In 2010, the task force issued a “Health Promotion, Risk Reduction, Suicide Prevention Handbook,” which argued that the frantic pace of the Iraq and Afghanistan wars had led leaders to value fighting skills over people skills, to the point that soldiers’ struggles — deteriorating relationships, substance use that was becoming abuse, maxed-out credit cards or a penchant for risky behavior — were not being noticed until too late.
Condemning what it called “the lost art of garrison leadership,” the Army determined that it needed to change its culture to cultivate leaders’ capacity to care for and mentor soldiers. “Now more than ever, our Soldiers need firm, fair and consistent leadership,” Gen. Peter Chiarelli, then-vice chief of staff, wrote in the report’s introductory letter, adding, “We must identify our Soldiers who are at-risk, mitigate their stress and, if necessary, personally intervene to assist them.”

------------------------------

# TASKS TO PERFORM
A. Decide whether each statement below agrees with the text on Army leadership. Answer yes or no for each, and quote the words of the text that settle it.
(i) The task force issued the handbook in 2010.
(ii) Gen. Peter Chiarelli wrote the report's introductory letter while serving as chief of staff.
(iii) The handbook argued that the wars had led leaders to value people skills over fighting skills.
B. Return the part of the text on Army leadership from "In 2010, the" up to and including "until too late.", copied word for word.

Page layout parsing data:
------------------------------

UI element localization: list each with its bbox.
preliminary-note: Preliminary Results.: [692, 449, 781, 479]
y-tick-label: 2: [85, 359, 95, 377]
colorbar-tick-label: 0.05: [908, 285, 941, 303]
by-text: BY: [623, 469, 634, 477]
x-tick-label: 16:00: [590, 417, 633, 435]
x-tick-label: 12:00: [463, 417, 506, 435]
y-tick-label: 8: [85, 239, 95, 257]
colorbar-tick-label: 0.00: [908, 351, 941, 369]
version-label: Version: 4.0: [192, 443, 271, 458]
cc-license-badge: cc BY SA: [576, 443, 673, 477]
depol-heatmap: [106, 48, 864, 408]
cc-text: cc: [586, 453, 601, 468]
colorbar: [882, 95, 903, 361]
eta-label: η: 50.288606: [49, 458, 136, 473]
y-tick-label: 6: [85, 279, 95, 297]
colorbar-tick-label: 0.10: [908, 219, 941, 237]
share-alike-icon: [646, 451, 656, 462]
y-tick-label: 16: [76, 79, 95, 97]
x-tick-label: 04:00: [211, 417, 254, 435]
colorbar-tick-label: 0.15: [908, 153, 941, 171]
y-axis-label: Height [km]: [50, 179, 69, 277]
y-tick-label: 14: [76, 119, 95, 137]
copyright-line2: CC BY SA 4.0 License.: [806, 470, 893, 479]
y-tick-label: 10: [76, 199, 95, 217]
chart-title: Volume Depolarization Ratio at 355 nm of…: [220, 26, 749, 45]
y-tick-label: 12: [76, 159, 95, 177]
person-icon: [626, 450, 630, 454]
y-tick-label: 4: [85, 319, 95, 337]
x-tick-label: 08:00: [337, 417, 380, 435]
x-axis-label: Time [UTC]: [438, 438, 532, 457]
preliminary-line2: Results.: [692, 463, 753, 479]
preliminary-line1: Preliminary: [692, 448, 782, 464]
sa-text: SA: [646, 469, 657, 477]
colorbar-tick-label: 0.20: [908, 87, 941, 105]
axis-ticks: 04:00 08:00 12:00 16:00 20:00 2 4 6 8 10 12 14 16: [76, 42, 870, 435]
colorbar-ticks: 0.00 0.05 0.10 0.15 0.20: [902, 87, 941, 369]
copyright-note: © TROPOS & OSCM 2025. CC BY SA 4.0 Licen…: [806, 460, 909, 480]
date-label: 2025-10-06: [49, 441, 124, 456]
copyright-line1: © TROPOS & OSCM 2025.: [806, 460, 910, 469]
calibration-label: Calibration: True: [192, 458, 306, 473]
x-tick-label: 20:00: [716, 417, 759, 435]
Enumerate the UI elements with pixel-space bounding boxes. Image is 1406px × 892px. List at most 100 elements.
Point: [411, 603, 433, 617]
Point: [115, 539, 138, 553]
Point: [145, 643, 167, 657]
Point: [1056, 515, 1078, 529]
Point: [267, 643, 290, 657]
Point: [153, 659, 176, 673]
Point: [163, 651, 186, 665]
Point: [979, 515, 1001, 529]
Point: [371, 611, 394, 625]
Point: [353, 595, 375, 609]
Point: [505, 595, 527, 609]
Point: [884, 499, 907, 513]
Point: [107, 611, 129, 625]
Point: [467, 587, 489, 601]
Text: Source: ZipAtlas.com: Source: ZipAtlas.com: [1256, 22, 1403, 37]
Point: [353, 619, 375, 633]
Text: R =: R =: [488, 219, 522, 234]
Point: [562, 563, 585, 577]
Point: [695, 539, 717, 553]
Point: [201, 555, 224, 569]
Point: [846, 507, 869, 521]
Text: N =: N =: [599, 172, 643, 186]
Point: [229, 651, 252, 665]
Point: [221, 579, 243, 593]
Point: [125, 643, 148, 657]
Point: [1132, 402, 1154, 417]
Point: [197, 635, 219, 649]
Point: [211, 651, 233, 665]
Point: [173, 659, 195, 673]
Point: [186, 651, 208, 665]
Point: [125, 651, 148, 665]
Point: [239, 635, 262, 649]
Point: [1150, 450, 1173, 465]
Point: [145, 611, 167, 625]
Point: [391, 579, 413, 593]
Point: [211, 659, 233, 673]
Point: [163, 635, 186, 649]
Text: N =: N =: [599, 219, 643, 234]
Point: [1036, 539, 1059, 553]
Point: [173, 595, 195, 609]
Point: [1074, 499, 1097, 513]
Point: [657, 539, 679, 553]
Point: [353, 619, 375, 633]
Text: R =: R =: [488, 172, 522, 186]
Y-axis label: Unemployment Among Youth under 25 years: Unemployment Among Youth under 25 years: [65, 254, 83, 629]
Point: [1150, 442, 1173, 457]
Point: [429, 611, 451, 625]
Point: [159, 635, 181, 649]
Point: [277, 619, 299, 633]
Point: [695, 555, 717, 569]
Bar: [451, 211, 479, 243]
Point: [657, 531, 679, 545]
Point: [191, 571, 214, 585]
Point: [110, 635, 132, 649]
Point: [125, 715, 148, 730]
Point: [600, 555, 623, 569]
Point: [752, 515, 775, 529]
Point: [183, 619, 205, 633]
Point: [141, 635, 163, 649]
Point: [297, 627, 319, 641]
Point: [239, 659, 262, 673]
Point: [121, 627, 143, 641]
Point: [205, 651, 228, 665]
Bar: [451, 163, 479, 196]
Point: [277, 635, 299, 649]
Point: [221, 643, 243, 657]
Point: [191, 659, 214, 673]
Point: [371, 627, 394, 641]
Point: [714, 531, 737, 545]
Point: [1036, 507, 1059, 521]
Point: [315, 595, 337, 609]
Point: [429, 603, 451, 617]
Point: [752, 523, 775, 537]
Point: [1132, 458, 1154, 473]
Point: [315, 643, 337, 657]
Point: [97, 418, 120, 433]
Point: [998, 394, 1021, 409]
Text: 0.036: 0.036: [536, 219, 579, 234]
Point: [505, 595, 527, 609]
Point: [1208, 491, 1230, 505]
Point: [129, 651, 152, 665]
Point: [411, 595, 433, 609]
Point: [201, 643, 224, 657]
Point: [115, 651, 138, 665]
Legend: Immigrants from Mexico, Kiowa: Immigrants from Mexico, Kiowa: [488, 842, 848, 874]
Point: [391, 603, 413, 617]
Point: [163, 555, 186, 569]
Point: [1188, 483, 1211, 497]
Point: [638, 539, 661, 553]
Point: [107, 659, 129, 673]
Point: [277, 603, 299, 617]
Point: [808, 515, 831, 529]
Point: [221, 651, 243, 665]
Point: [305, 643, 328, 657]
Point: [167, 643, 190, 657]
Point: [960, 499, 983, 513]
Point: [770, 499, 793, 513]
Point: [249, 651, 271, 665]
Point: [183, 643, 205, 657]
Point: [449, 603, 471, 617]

------------------------------

# SET OF ANSWERS
A.
(i) Yes: "In 2010, the task force issued a “Health Promotion, Risk Reduction, Suicide Prevention Handbook,”"
(ii) No: "Gen. Peter Chiarelli, then-vice chief of staff, wrote in the report’s introductory letter"
(iii) No: "had led leaders to value fighting skills over people skills"

B.
In 2010, the task force issued a “Health Promotion, Risk Reduction, Suicide Prevention Handbook,” which argued that the frantic pace of the Iraq and Afghanistan wars had led leaders to value fighting skills over people skills, to the point that soldiers’ struggles — deteriorating relationships, substance use that was becoming abuse, maxed-out credit cards or a penchant for risky behavior — were not being noticed until too late.